YOUR OBJECTIVE => Write the material out again exactly.

Data records:
════════════════

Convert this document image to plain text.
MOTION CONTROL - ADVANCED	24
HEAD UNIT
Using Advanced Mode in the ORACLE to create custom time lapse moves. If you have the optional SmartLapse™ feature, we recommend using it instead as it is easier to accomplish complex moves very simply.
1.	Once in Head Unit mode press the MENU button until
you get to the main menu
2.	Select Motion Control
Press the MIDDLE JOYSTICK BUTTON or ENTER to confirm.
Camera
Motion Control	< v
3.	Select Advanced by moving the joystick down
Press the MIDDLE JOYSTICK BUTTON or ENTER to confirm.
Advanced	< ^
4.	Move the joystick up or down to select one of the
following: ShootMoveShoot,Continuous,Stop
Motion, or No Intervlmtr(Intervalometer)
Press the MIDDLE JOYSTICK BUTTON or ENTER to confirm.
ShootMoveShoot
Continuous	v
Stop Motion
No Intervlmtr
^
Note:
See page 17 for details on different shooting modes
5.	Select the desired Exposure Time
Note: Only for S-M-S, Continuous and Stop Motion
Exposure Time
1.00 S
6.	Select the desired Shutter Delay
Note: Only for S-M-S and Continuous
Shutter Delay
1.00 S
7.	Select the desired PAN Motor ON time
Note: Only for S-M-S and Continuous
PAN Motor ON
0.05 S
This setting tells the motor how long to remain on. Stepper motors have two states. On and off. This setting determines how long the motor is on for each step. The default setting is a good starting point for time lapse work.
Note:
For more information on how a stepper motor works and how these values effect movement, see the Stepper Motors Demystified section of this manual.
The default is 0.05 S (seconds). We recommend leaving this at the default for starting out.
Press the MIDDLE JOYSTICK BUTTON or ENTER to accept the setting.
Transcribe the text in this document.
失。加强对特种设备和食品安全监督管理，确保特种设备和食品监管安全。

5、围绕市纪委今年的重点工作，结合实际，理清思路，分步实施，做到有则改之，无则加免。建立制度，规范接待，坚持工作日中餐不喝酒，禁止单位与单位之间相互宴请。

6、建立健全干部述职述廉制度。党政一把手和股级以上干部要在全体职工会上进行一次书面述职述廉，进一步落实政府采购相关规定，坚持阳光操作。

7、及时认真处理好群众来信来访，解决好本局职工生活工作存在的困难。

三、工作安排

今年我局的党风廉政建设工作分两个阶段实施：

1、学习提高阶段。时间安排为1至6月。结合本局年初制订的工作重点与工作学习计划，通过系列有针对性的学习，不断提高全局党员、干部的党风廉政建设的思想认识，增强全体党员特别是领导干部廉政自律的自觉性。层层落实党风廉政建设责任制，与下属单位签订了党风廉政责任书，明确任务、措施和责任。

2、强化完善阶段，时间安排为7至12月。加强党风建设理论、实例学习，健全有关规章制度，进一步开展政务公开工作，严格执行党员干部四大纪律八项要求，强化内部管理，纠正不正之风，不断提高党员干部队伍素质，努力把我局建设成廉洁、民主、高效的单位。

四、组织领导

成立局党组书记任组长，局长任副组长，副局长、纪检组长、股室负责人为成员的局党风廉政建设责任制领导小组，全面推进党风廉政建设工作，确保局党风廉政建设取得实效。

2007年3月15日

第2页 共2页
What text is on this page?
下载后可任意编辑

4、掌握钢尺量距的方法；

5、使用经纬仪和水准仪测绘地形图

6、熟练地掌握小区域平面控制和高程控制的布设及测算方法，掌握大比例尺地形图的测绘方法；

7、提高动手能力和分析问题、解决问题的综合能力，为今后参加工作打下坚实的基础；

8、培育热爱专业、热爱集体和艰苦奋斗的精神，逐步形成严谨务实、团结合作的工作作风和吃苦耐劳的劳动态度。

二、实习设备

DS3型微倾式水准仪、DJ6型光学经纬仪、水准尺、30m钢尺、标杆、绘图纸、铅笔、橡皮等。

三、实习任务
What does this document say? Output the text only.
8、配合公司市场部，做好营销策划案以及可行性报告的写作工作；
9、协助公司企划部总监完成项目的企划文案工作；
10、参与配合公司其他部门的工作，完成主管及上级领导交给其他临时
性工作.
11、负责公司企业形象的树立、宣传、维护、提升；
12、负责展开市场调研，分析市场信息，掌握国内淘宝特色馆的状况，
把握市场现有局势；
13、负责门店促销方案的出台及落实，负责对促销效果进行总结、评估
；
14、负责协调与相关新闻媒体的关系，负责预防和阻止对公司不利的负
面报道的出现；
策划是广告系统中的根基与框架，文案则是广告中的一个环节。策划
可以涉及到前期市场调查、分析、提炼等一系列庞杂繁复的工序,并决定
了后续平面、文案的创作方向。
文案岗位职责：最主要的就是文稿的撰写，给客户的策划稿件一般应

════════════════

SOLVED EXERCISE =>
Convert this document image to plain text.
MOTION CONTROL - ADVANCED	24
HEAD UNIT
Using Advanced Mode in the ORACLE to create custom time lapse moves. If you have the optional SmartLapse™ feature, we recommend using it instead as it is easier to accomplish complex moves very simply.
1.	Once in Head Unit mode press the MENU button until
you get to the main menu
2.	Select Motion Control
Press the MIDDLE JOYSTICK BUTTON or ENTER to confirm.
Camera
Motion Control	< v
3.	Select Advanced by moving the joystick down
Press the MIDDLE JOYSTICK BUTTON or ENTER to confirm.
Advanced	< ^
4.	Move the joystick up or down to select one of the
following: ShootMoveShoot,Continuous,Stop
Motion, or No Intervlmtr(Intervalometer)
Press the MIDDLE JOYSTICK BUTTON or ENTER to confirm.
ShootMoveShoot
Continuous	v
Stop Motion
No Intervlmtr
^
Note:
See page 17 for details on different shooting modes
5.	Select the desired Exposure Time
Note: Only for S-M-S, Continuous and Stop Motion
Exposure Time
1.00 S
6.	Select the desired Shutter Delay
Note: Only for S-M-S and Continuous
Shutter Delay
1.00 S
7.	Select the desired PAN Motor ON time
Note: Only for S-M-S and Continuous
PAN Motor ON
0.05 S
This setting tells the motor how long to remain on. Stepper motors have two states. On and off. This setting determines how long the motor is on for each step. The default setting is a good starting point for time lapse work.
Note:
For more information on how a stepper motor works and how these values effect movement, see the Stepper Motors Demystified section of this manual.
The default is 0.05 S (seconds). We recommend leaving this at the default for starting out.
Press the MIDDLE JOYSTICK BUTTON or ENTER to accept the setting.
Transcribe the text in this document.
失。加强对特种设备和食品安全监督管理，确保特种设备和食品监管安全。

5、围绕市纪委今年的重点工作，结合实际，理清思路，分步实施，做到有则改之，无则加免。建立制度，规范接待，坚持工作日中餐不喝酒，禁止单位与单位之间相互宴请。

6、建立健全干部述职述廉制度。党政一把手和股级以上干部要在全体职工会上进行一次书面述职述廉，进一步落实政府采购相关规定，坚持阳光操作。

7、及时认真处理好群众来信来访，解决好本局职工生活工作存在的困难。

三、工作安排

今年我局的党风廉政建设工作分两个阶段实施：

1、学习提高阶段。时间安排为1至6月。结合本局年初制订的工作重点与工作学习计划，通过系列有针对性的学习，不断提高全局党员、干部的党风廉政建设的思想认识，增强全体党员特别是领导干部廉政自律的自觉性。层层落实党风廉政建设责任制，与下属单位签订了党风廉政责任书，明确任务、措施和责任。

2、强化完善阶段，时间安排为7至12月。加强党风建设理论、实例学习，健全有关规章制度，进一步开展政务公开工作，严格执行党员干部四大纪律八项要求，强化内部管理，纠正不正之风，不断提高党员干部队伍素质，努力把我局建设成廉洁、民主、高效的单位。

四、组织领导

成立局党组书记任组长，局长任副组长，副局长、纪检组长、股室负责人为成员的局党风廉政建设责任制领导小组，全面推进党风廉政建设工作，确保局党风廉政建设取得实效。

2007年3月15日

第2页 共2页
What text is on this page?
下载后可任意编辑

4、掌握钢尺量距的方法；

5、使用经纬仪和水准仪测绘地形图

6、熟练地掌握小区域平面控制和高程控制的布设及测算方法，掌握大比例尺地形图的测绘方法；

7、提高动手能力和分析问题、解决问题的综合能力，为今后参加工作打下坚实的基础；

8、培育热爱专业、热爱集体和艰苦奋斗的精神，逐步形成严谨务实、团结合作的工作作风和吃苦耐劳的劳动态度。

二、实习设备

DS3型微倾式水准仪、DJ6型光学经纬仪、水准尺、30m钢尺、标杆、绘图纸、铅笔、橡皮等。

三、实习任务
What does this document say? Output the text only.
8、配合公司市场部，做好营销策划案以及可行性报告的写作工作；
9、协助公司企划部总监完成项目的企划文案工作；
10、参与配合公司其他部门的工作，完成主管及上级领导交给其他临时
性工作.
11、负责公司企业形象的树立、宣传、维护、提升；
12、负责展开市场调研，分析市场信息，掌握国内淘宝特色馆的状况，
把握市场现有局势；
13、负责门店促销方案的出台及落实，负责对促销效果进行总结、评估
；
14、负责协调与相关新闻媒体的关系，负责预防和阻止对公司不利的负
面报道的出现；
策划是广告系统中的根基与框架，文案则是广告中的一个环节。策划
可以涉及到前期市场调查、分析、提炼等一系列庞杂繁复的工序,并决定
了后续平面、文案的创作方向。
文案岗位职责：最主要的就是文稿的撰写，给客户的策划稿件一般应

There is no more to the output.